Examine the material below. Gather every line in which the string "định" appears.

#### [Supplied material]
======

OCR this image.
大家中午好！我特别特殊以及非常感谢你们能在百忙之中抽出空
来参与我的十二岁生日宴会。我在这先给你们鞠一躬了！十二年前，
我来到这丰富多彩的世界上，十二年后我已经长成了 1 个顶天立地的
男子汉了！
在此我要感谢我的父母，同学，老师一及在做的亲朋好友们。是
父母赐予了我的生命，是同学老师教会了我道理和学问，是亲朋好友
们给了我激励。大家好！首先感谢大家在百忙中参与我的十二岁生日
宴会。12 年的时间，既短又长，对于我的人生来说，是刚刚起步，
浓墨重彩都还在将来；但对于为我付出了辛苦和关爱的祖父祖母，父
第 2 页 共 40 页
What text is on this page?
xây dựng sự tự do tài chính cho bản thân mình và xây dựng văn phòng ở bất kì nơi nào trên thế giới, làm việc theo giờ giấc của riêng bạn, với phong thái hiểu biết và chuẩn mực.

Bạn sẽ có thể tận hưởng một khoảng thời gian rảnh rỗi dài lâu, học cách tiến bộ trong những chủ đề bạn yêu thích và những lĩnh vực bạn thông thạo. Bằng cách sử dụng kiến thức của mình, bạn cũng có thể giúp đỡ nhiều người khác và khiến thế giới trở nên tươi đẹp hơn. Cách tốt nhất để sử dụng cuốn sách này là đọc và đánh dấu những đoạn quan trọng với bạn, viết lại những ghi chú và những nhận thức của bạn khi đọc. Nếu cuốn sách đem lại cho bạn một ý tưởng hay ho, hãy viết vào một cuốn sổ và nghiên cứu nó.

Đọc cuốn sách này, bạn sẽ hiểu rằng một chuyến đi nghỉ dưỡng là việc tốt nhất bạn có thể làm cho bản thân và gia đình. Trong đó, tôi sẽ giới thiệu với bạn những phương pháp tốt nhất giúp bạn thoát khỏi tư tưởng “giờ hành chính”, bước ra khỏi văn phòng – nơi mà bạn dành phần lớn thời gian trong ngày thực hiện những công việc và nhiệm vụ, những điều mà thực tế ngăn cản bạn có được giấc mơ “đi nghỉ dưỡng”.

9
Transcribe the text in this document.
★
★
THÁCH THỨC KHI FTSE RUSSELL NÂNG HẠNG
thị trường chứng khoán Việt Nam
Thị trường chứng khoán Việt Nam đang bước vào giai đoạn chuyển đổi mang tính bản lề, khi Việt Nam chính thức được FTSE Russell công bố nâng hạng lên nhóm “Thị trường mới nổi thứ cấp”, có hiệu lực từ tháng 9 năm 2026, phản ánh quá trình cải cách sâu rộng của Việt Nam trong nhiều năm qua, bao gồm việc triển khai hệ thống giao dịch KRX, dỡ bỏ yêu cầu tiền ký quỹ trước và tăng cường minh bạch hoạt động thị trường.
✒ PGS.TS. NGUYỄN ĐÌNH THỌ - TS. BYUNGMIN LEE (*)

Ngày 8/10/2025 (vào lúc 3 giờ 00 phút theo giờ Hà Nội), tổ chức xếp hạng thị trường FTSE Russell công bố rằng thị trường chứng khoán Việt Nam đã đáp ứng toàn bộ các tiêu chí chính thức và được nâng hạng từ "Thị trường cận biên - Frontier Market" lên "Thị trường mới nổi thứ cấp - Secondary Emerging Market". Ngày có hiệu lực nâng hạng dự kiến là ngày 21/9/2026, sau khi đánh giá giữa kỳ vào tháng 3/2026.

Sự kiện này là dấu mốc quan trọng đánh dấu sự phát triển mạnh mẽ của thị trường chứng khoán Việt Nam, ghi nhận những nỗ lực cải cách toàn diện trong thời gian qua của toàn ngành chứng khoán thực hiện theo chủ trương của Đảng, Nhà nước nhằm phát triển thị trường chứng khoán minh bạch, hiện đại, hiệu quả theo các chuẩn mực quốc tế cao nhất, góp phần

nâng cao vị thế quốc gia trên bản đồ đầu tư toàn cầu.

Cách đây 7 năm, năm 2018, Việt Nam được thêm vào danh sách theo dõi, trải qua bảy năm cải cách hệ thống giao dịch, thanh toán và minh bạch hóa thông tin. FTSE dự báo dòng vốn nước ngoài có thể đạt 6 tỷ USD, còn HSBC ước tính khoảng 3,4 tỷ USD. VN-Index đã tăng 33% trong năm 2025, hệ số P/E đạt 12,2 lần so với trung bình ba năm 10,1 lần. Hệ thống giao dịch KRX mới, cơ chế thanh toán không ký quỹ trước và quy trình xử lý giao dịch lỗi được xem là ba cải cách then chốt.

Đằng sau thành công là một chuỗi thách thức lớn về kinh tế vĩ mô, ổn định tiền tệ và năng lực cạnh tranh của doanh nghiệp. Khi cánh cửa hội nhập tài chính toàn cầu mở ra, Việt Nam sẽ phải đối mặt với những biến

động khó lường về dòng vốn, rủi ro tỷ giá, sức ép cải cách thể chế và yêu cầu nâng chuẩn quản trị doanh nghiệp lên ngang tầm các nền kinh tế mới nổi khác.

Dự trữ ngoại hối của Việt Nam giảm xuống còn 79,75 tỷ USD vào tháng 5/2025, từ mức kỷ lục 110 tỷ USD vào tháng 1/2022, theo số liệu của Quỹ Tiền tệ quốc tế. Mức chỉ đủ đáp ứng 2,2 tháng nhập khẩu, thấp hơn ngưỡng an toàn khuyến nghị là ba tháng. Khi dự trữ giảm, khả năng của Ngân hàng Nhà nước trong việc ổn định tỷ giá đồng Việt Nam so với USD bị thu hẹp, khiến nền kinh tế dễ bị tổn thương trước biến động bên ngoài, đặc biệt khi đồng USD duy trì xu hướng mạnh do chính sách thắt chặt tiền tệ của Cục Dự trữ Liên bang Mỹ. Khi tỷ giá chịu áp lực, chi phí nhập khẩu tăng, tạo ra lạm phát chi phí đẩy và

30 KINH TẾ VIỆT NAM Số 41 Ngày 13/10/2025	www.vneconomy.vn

======

#### [Exercise answer]
Đằng sau thành công là một chuỗi thách thức lớn về kinh tế vĩ mô, ổn định tiền tệ và năng lực cạnh tranh của doanh nghiệp. Khi cánh cửa hội nhập tài chính toàn cầu mở ra, Việt Nam sẽ phải đối mặt với những biến
Dự trữ ngoại hối của Việt Nam giảm xuống còn 79,75 tỷ USD vào tháng 5/2025, từ mức kỷ lục 110 tỷ USD vào tháng 1/2022, theo số liệu của Quỹ Tiền tệ quốc tế. Mức chỉ đủ đáp ứng 2,2 tháng nhập khẩu, thấp hơn ngưỡng an toàn khuyến nghị là ba tháng. Khi dự trữ giảm, khả năng của Ngân hàng Nhà nước trong việc ổn định tỷ giá đồng Việt Nam so với USD bị thu hẹp, khiến nền kinh tế dễ bị tổn thương trước biến động bên ngoài, đặc biệt khi đồng USD duy trì xu hướng mạnh do chính sách thắt chặt tiền tệ của Cục Dự trữ Liên bang Mỹ. Khi tỷ giá chịu áp lực, chi phí nhập khẩu tăng, tạo ra lạm phát chi phí đẩy và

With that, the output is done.